_REQUEST_
Nothing but the lines from the line with "Read all visible content and emit it as JSON." through the end of the data is to be copied, and each is to be copied exactly.

· · · · · · ·

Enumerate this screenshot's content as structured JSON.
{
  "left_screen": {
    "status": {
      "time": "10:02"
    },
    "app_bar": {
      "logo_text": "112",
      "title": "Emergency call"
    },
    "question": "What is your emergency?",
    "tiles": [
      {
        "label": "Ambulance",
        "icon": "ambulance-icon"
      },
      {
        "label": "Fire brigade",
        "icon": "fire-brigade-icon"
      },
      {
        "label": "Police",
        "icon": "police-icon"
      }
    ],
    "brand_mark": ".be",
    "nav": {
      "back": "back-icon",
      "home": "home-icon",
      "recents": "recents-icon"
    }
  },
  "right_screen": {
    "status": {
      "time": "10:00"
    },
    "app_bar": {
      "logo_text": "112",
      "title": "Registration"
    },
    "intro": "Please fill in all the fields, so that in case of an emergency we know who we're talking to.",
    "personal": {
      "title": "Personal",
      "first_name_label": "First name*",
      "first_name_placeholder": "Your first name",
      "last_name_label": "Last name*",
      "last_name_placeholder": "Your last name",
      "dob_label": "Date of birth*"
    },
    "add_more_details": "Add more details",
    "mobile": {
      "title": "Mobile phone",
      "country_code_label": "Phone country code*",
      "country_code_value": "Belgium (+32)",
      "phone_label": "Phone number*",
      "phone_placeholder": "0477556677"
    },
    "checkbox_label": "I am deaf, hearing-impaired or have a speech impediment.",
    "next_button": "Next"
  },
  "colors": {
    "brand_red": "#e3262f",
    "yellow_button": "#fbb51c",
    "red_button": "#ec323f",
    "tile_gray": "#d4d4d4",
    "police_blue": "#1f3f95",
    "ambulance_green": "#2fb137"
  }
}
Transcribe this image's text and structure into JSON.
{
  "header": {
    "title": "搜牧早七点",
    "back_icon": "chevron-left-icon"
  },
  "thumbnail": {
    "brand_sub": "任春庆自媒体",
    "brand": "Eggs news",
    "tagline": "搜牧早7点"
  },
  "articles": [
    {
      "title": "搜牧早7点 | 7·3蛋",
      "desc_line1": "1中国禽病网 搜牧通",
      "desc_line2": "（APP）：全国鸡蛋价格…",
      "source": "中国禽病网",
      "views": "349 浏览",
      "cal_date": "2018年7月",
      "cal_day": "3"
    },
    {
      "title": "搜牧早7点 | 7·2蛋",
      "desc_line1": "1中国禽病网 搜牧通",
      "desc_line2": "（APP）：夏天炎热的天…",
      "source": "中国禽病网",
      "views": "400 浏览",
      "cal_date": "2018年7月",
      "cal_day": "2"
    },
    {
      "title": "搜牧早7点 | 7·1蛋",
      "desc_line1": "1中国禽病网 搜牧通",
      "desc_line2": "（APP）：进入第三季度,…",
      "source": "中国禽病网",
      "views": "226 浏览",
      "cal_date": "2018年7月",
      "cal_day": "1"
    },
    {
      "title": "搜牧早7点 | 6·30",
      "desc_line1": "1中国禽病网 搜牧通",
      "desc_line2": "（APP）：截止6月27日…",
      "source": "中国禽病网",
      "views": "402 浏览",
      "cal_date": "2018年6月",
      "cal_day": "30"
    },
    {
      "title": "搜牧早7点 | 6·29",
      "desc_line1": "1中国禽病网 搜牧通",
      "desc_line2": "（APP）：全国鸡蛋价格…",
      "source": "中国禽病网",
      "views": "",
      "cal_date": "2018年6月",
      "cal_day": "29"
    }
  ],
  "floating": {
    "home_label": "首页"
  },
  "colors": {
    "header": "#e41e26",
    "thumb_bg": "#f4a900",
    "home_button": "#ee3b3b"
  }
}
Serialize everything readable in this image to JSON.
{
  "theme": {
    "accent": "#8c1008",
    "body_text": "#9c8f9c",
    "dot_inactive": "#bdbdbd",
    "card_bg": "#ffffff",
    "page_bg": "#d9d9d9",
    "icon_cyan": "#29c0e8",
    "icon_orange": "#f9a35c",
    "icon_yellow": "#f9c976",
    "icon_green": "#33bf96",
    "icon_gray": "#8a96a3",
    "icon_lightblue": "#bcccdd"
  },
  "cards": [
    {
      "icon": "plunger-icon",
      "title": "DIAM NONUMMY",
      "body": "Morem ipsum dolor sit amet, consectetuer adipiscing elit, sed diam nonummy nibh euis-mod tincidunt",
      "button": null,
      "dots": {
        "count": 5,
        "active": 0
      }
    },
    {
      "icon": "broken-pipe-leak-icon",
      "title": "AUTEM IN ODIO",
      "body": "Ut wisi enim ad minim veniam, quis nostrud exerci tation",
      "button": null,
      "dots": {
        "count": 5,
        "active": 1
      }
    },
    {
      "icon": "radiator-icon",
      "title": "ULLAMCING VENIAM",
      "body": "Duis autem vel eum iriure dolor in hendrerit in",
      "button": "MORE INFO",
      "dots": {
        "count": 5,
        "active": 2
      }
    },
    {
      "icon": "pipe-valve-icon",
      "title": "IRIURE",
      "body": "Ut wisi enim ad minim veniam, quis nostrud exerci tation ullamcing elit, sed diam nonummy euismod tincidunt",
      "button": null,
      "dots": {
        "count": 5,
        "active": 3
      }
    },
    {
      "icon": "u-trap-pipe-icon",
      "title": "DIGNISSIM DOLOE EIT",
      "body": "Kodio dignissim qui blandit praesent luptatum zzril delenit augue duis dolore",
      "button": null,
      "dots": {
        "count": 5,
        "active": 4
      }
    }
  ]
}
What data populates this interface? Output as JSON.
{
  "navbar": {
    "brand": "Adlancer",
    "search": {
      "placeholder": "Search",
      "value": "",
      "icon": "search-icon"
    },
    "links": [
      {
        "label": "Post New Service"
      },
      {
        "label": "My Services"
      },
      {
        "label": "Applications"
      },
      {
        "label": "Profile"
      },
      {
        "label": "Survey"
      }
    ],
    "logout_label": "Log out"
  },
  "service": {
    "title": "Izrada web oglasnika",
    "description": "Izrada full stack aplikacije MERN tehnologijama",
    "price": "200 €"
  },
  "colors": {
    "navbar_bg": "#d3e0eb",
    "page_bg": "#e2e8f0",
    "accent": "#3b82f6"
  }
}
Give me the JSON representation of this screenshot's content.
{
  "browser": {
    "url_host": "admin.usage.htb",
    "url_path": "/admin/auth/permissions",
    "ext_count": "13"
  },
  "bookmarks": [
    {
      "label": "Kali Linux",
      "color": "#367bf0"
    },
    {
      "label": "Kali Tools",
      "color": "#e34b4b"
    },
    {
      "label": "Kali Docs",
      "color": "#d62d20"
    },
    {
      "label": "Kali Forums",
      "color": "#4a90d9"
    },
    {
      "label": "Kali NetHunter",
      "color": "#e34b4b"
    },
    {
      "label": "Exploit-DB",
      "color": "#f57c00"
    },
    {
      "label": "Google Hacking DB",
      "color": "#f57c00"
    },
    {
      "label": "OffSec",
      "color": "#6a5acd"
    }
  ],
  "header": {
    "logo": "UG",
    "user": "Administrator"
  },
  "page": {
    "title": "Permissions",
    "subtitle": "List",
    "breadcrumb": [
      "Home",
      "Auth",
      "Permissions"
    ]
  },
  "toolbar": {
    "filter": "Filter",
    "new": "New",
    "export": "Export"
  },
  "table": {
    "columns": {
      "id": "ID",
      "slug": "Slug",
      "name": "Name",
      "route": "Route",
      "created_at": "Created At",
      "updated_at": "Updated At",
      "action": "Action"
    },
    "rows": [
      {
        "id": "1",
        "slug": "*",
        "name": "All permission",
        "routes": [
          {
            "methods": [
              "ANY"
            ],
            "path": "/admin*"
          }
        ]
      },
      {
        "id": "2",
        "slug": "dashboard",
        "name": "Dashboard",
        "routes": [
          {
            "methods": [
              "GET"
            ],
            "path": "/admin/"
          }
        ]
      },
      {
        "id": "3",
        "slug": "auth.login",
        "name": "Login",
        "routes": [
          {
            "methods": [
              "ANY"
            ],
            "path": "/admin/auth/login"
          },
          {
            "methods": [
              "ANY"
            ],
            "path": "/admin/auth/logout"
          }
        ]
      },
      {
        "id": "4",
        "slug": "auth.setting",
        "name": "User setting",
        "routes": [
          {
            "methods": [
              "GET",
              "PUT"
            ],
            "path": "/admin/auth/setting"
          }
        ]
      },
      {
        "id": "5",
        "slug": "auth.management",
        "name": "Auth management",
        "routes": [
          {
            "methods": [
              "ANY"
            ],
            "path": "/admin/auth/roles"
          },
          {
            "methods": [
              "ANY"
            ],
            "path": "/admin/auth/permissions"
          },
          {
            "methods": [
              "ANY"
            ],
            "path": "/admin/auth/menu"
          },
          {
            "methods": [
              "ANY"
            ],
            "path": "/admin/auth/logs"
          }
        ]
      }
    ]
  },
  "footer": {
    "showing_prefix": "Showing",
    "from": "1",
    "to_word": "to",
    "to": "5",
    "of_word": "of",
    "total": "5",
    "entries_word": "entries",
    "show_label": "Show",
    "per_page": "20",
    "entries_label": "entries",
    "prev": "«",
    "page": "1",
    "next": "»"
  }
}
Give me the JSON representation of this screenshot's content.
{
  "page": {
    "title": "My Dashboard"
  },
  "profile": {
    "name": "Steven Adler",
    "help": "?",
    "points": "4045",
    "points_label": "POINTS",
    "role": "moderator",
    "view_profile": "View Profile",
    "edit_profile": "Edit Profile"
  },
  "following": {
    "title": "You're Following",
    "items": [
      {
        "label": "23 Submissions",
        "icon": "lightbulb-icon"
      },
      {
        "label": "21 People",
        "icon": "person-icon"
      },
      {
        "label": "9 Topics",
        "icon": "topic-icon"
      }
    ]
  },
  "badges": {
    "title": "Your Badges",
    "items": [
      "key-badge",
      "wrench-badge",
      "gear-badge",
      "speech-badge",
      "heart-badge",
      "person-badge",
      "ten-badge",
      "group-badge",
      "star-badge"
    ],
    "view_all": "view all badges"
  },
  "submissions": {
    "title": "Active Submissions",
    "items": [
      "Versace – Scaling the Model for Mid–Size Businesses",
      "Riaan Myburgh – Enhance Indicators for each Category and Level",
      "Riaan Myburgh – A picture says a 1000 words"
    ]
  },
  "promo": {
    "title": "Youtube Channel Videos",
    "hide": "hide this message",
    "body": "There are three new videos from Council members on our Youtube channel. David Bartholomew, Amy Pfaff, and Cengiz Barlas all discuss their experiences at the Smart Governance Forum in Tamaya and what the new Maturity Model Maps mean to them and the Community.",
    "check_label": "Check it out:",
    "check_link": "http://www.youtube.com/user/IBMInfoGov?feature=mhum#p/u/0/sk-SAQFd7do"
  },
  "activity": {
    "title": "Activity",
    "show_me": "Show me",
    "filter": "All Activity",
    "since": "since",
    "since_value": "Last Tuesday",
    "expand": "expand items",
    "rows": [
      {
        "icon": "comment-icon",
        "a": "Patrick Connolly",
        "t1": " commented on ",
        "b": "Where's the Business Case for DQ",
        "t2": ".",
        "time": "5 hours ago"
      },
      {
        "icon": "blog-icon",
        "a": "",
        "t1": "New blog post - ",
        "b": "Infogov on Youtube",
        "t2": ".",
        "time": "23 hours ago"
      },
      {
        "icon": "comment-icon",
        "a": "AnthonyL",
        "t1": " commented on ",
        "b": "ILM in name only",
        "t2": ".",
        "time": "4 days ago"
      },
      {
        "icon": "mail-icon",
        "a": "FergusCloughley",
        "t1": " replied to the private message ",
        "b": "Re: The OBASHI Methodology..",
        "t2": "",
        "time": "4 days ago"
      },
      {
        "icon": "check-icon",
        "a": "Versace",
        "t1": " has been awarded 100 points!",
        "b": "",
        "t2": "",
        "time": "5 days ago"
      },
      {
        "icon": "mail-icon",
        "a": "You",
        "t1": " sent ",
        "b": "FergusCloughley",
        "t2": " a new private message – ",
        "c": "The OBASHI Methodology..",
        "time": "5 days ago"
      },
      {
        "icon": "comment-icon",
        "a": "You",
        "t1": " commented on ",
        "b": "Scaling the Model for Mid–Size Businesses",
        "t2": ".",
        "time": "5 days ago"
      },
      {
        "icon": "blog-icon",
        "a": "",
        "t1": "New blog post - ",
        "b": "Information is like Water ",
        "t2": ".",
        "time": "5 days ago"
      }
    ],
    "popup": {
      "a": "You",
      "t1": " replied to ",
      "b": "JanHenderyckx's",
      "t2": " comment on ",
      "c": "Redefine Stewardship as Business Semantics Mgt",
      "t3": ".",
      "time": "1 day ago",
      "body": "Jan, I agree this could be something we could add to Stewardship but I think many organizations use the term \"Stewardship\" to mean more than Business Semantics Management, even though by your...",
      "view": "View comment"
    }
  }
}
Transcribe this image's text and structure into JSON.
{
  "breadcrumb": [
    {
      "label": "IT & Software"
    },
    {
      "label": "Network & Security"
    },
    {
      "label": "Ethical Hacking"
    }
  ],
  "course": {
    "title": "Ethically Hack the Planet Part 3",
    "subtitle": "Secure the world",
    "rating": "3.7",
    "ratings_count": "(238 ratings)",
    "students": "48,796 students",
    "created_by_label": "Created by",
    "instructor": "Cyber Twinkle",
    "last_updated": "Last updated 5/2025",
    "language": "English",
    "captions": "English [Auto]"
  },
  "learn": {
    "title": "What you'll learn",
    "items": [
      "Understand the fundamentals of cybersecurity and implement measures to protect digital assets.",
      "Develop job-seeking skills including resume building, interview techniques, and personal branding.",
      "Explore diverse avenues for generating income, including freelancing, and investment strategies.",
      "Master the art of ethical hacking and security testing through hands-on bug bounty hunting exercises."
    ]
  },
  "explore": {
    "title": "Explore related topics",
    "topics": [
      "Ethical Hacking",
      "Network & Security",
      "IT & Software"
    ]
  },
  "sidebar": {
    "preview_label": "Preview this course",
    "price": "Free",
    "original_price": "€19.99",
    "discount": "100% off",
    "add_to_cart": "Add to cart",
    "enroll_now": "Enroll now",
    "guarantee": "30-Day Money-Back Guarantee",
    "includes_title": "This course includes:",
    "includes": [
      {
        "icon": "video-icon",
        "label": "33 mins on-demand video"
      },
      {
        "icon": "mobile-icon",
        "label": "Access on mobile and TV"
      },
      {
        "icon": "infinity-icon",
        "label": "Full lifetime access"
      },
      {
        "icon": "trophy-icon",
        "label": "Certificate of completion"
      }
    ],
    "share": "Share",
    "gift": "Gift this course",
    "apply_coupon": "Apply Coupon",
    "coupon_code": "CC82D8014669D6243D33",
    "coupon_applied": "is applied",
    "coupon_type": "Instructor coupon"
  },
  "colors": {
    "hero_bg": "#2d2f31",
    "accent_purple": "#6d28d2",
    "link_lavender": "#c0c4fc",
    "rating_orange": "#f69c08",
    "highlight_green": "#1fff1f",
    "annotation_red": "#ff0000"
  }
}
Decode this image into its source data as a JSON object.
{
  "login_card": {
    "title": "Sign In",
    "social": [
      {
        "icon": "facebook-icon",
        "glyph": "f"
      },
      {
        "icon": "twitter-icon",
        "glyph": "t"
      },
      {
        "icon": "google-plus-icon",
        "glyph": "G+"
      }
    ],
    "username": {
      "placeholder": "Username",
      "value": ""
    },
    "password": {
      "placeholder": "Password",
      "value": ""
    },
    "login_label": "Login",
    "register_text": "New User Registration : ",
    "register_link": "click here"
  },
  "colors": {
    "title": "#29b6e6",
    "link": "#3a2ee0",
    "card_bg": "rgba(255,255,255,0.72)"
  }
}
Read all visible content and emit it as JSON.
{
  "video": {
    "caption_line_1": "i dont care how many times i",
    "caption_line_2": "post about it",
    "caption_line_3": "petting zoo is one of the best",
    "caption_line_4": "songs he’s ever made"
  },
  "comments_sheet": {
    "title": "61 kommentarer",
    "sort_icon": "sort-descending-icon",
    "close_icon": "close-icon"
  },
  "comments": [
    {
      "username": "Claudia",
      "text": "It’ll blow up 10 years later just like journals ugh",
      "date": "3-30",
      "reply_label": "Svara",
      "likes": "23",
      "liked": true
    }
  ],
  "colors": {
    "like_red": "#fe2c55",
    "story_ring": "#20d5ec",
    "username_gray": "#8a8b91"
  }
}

· · · · · · ·

_OUTPUT FOR THIS EXERCISE_
Read all visible content and emit it as JSON.
{
  "video": {
    "caption_line_1": "i dont care how many times i",
    "caption_line_2": "post about it",
    "caption_line_3": "petting zoo is one of the best",
    "caption_line_4": "songs he’s ever made"
  },
  "comments_sheet": {
    "title": "61 kommentarer",
    "sort_icon": "sort-descending-icon",
    "close_icon": "close-icon"
  },
  "comments": [
    {
      "username": "Claudia",
      "text": "It’ll blow up 10 years later just like journals ugh",
      "date": "3-30",
      "reply_label": "Svara",
      "likes": "23",
      "liked": true
    }
  ],
  "colors": {
    "like_red": "#fe2c55",
    "story_ring": "#20d5ec",
    "username_gray": "#8a8b91"
  }
}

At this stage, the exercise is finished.